## OBJECTIVE
Copy the lines that follow, keeping every character the same.

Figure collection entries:

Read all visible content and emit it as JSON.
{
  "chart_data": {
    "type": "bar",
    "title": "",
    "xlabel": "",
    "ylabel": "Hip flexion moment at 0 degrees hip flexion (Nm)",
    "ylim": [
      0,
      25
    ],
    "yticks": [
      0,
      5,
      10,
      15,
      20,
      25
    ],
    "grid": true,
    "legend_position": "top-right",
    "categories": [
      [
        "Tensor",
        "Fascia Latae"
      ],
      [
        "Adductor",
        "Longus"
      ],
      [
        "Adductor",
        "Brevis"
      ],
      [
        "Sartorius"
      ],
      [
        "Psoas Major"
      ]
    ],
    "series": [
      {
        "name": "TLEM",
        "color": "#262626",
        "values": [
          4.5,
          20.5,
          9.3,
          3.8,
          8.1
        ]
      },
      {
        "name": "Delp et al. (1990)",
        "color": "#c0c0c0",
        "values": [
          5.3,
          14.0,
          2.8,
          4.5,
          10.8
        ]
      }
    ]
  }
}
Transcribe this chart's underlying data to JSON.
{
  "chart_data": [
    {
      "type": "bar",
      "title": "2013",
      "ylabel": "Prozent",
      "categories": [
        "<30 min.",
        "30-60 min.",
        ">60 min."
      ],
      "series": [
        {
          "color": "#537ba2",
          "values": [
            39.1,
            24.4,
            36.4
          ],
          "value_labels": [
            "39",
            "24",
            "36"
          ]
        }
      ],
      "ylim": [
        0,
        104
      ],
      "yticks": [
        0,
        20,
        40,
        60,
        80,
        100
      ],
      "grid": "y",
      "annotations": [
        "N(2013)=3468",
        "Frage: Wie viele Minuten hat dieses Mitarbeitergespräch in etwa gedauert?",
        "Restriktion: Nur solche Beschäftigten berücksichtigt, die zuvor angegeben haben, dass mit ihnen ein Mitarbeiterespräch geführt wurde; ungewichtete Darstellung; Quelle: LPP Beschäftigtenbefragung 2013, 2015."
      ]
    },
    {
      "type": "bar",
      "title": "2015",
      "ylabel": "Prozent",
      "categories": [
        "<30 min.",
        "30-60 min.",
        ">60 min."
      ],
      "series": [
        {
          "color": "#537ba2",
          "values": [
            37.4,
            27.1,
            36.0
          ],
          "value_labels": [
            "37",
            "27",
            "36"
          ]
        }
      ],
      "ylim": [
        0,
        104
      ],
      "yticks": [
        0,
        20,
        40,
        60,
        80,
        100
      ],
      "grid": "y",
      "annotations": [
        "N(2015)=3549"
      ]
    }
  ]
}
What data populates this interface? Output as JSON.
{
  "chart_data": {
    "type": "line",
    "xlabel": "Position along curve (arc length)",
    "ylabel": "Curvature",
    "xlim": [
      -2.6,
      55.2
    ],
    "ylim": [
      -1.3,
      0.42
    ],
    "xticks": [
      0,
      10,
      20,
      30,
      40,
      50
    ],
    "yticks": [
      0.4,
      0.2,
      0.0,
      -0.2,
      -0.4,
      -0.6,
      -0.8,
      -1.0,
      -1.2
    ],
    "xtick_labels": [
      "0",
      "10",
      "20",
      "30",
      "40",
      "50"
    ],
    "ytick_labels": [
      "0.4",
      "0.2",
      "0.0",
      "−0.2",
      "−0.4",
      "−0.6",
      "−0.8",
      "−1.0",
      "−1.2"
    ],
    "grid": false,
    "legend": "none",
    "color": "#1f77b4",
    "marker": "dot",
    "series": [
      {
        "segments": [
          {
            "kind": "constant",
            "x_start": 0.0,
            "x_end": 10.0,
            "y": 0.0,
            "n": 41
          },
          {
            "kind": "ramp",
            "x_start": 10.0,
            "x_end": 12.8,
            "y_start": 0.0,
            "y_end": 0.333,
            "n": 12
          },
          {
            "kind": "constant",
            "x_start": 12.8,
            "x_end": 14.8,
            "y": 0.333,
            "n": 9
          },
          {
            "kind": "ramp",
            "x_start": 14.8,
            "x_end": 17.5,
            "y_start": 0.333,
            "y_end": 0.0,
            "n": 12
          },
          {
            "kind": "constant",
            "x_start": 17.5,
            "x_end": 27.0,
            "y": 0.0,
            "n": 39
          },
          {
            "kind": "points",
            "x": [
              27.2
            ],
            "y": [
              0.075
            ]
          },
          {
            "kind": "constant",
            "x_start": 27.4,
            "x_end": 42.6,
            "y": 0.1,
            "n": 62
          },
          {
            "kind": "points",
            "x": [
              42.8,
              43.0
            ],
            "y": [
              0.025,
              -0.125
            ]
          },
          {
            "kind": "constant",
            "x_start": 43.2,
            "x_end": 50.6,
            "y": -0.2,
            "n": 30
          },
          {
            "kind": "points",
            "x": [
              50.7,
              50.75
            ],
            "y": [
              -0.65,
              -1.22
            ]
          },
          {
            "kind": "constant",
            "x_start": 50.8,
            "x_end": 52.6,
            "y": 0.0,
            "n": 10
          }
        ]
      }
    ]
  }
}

## TASK RESULT
Read all visible content and emit it as JSON.
{
  "chart_data": {
    "type": "bar",
    "title": "",
    "xlabel": "",
    "ylabel": "Hip flexion moment at 0 degrees hip flexion (Nm)",
    "ylim": [
      0,
      25
    ],
    "yticks": [
      0,
      5,
      10,
      15,
      20,
      25
    ],
    "grid": true,
    "legend_position": "top-right",
    "categories": [
      [
        "Tensor",
        "Fascia Latae"
      ],
      [
        "Adductor",
        "Longus"
      ],
      [
        "Adductor",
        "Brevis"
      ],
      [
        "Sartorius"
      ],
      [
        "Psoas Major"
      ]
    ],
    "series": [
      {
        "name": "TLEM",
        "color": "#262626",
        "values": [
          4.5,
          20.5,
          9.3,
          3.8,
          8.1
        ]
      },
      {
        "name": "Delp et al. (1990)",
        "color": "#c0c0c0",
        "values": [
          5.3,
          14.0,
          2.8,
          4.5,
          10.8
        ]
      }
    ]
  }
}
Transcribe this chart's underlying data to JSON.
{
  "chart_data": [
    {
      "type": "bar",
      "title": "2013",
      "ylabel": "Prozent",
      "categories": [
        "<30 min.",
        "30-60 min.",
        ">60 min."
      ],
      "series": [
        {
          "color": "#537ba2",
          "values": [
            39.1,
            24.4,
            36.4
          ],
          "value_labels": [
            "39",
            "24",
            "36"
          ]
        }
      ],
      "ylim": [
        0,
        104
      ],
      "yticks": [
        0,
        20,
        40,
        60,
        80,
        100
      ],
      "grid": "y",
      "annotations": [
        "N(2013)=3468",
        "Frage: Wie viele Minuten hat dieses Mitarbeitergespräch in etwa gedauert?",
        "Restriktion: Nur solche Beschäftigten berücksichtigt, die zuvor angegeben haben, dass mit ihnen ein Mitarbeiterespräch geführt wurde; ungewichtete Darstellung; Quelle: LPP Beschäftigtenbefragung 2013, 2015."
      ]
    },
    {
      "type": "bar",
      "title": "2015",
      "ylabel": "Prozent",
      "categories": [
        "<30 min.",
        "30-60 min.",
        ">60 min."
      ],
      "series": [
        {
          "color": "#537ba2",
          "values": [
            37.4,
            27.1,
            36.0
          ],
          "value_labels": [
            "37",
            "27",
            "36"
          ]
        }
      ],
      "ylim": [
        0,
        104
      ],
      "yticks": [
        0,
        20,
        40,
        60,
        80,
        100
      ],
      "grid": "y",
      "annotations": [
        "N(2015)=3549"
      ]
    }
  ]
}
What data populates this interface? Output as JSON.
{
  "chart_data": {
    "type": "line",
    "xlabel": "Position along curve (arc length)",
    "ylabel": "Curvature",
    "xlim": [
      -2.6,
      55.2
    ],
    "ylim": [
      -1.3,
      0.42
    ],
    "xticks": [
      0,
      10,
      20,
      30,
      40,
      50
    ],
    "yticks": [
      0.4,
      0.2,
      0.0,
      -0.2,
      -0.4,
      -0.6,
      -0.8,
      -1.0,
      -1.2
    ],
    "xtick_labels": [
      "0",
      "10",
      "20",
      "30",
      "40",
      "50"
    ],
    "ytick_labels": [
      "0.4",
      "0.2",
      "0.0",
      "−0.2",
      "−0.4",
      "−0.6",
      "−0.8",
      "−1.0",
      "−1.2"
    ],
    "grid": false,
    "legend": "none",
    "color": "#1f77b4",
    "marker": "dot",
    "series": [
      {
        "segments": [
          {
            "kind": "constant",
            "x_start": 0.0,
            "x_end": 10.0,
            "y": 0.0,
            "n": 41
          },
          {
            "kind": "ramp",
            "x_start": 10.0,
            "x_end": 12.8,
            "y_start": 0.0,
            "y_end": 0.333,
            "n": 12
          },
          {
            "kind": "constant",
            "x_start": 12.8,
            "x_end": 14.8,
            "y": 0.333,
            "n": 9
          },
          {
            "kind": "ramp",
            "x_start": 14.8,
            "x_end": 17.5,
            "y_start": 0.333,
            "y_end": 0.0,
            "n": 12
          },
          {
            "kind": "constant",
            "x_start": 17.5,
            "x_end": 27.0,
            "y": 0.0,
            "n": 39
          },
          {
            "kind": "points",
            "x": [
              27.2
            ],
            "y": [
              0.075
            ]
          },
          {
            "kind": "constant",
            "x_start": 27.4,
            "x_end": 42.6,
            "y": 0.1,
            "n": 62
          },
          {
            "kind": "points",
            "x": [
              42.8,
              43.0
            ],
            "y": [
              0.025,
              -0.125
            ]
          },
          {
            "kind": "constant",
            "x_start": 43.2,
            "x_end": 50.6,
            "y": -0.2,
            "n": 30
          },
          {
            "kind": "points",
            "x": [
              50.7,
              50.75
            ],
            "y": [
              -0.65,
              -1.22
            ]
          },
          {
            "kind": "constant",
            "x_start": 50.8,
            "x_end": 52.6,
            "y": 0.0,
            "n": 10
          }
        ]
      }
    ]
  }
}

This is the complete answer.